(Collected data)
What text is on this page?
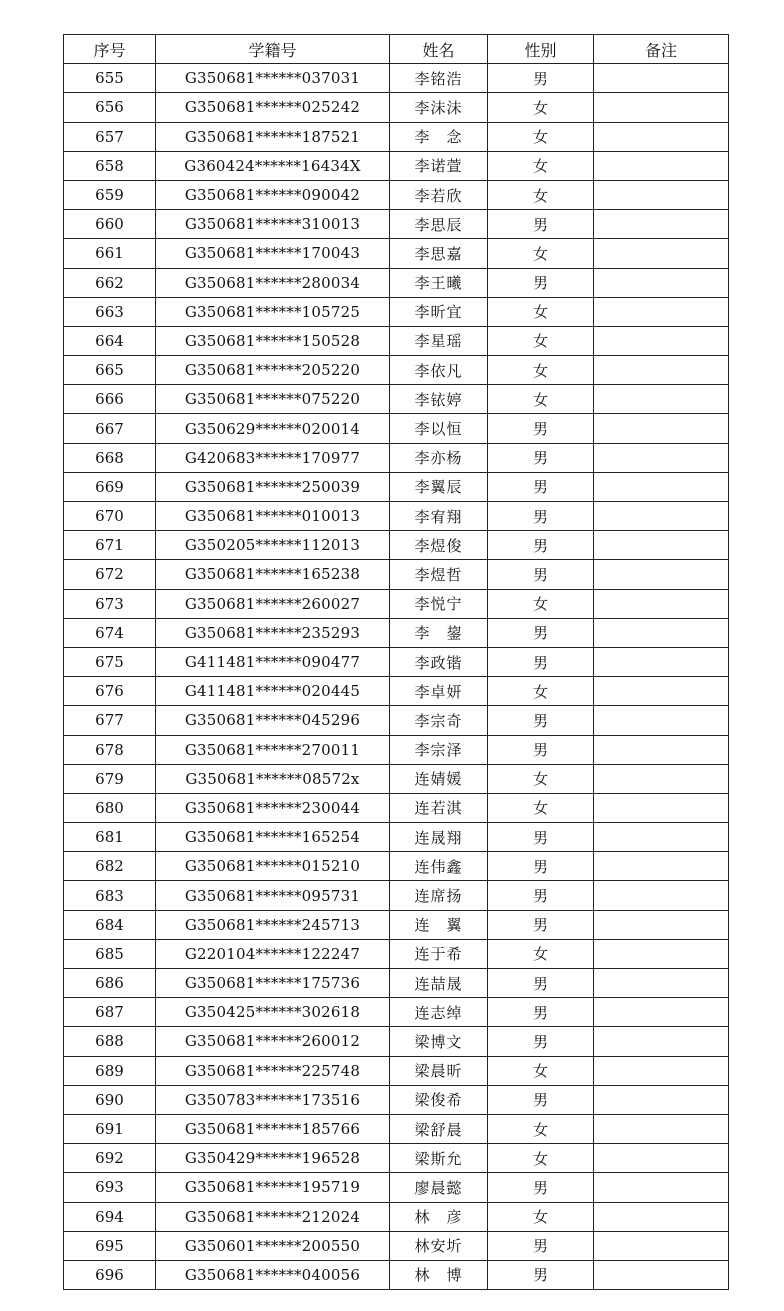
序号	学籍号	姓名	性别	备注
655	G350681******037031	李铭浩	男	
656	G350681******025242	李沫沫	女	
657	G350681******187521	李　念	女	
658	G360424******16434X	李诺萱	女	
659	G350681******090042	李若欣	女	
660	G350681******310013	李思辰	男	
661	G350681******170043	李思嘉	女	
662	G350681******280034	李王曦	男	
663	G350681******105725	李昕宜	女	
664	G350681******150528	李星瑶	女	
665	G350681******205220	李依凡	女	
666	G350681******075220	李铱婷	女	
667	G350629******020014	李以恒	男	
668	G420683******170977	李亦杨	男	
669	G350681******250039	李翼辰	男	
670	G350681******010013	李宥翔	男	
671	G350205******112013	李煜俊	男	
672	G350681******165238	李煜哲	男	
673	G350681******260027	李悦宁	女	
674	G350681******235293	李　鋆	男	
675	G411481******090477	李政锴	男	
676	G411481******020445	李卓妍	女	
677	G350681******045296	李宗奇	男	
678	G350681******270011	李宗泽	男	
679	G350681******08572x	连婧媛	女	
680	G350681******230044	连若淇	女	
681	G350681******165254	连晟翔	男	
682	G350681******015210	连伟鑫	男	
683	G350681******095731	连席扬	男	
684	G350681******245713	连　翼	男	
685	G220104******122247	连于希	女	
686	G350681******175736	连喆晟	男	
687	G350425******302618	连志绰	男	
688	G350681******260012	梁博文	男	
689	G350681******225748	梁晨昕	女	
690	G350783******173516	梁俊希	男	
691	G350681******185766	梁舒晨	女	
692	G350429******196528	梁斯允	女	
693	G350681******195719	廖晨懿	男	
694	G350681******212024	林　彦	女	
695	G350601******200550	林安圻	男	
696	G350681******040056	林　博	男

● Task to carry out:
Copy each line in full and exactly, omitting any picture.

● In response:
What text is on this page?
序号	学籍号	姓名	性别	备注
655	G350681******037031	李铭浩	男	
656	G350681******025242	李沫沫	女	
657	G350681******187521	李　念	女	
658	G360424******16434X	李诺萱	女	
659	G350681******090042	李若欣	女	
660	G350681******310013	李思辰	男	
661	G350681******170043	李思嘉	女	
662	G350681******280034	李王曦	男	
663	G350681******105725	李昕宜	女	
664	G350681******150528	李星瑶	女	
665	G350681******205220	李依凡	女	
666	G350681******075220	李铱婷	女	
667	G350629******020014	李以恒	男	
668	G420683******170977	李亦杨	男	
669	G350681******250039	李翼辰	男	
670	G350681******010013	李宥翔	男	
671	G350205******112013	李煜俊	男	
672	G350681******165238	李煜哲	男	
673	G350681******260027	李悦宁	女	
674	G350681******235293	李　鋆	男	
675	G411481******090477	李政锴	男	
676	G411481******020445	李卓妍	女	
677	G350681******045296	李宗奇	男	
678	G350681******270011	李宗泽	男	
679	G350681******08572x	连婧媛	女	
680	G350681******230044	连若淇	女	
681	G350681******165254	连晟翔	男	
682	G350681******015210	连伟鑫	男	
683	G350681******095731	连席扬	男	
684	G350681******245713	连　翼	男	
685	G220104******122247	连于希	女	
686	G350681******175736	连喆晟	男	
687	G350425******302618	连志绰	男	
688	G350681******260012	梁博文	男	
689	G350681******225748	梁晨昕	女	
690	G350783******173516	梁俊希	男	
691	G350681******185766	梁舒晨	女	
692	G350429******196528	梁斯允	女	
693	G350681******195719	廖晨懿	男	
694	G350681******212024	林　彦	女	
695	G350601******200550	林安圻	男	
696	G350681******040056	林　博	男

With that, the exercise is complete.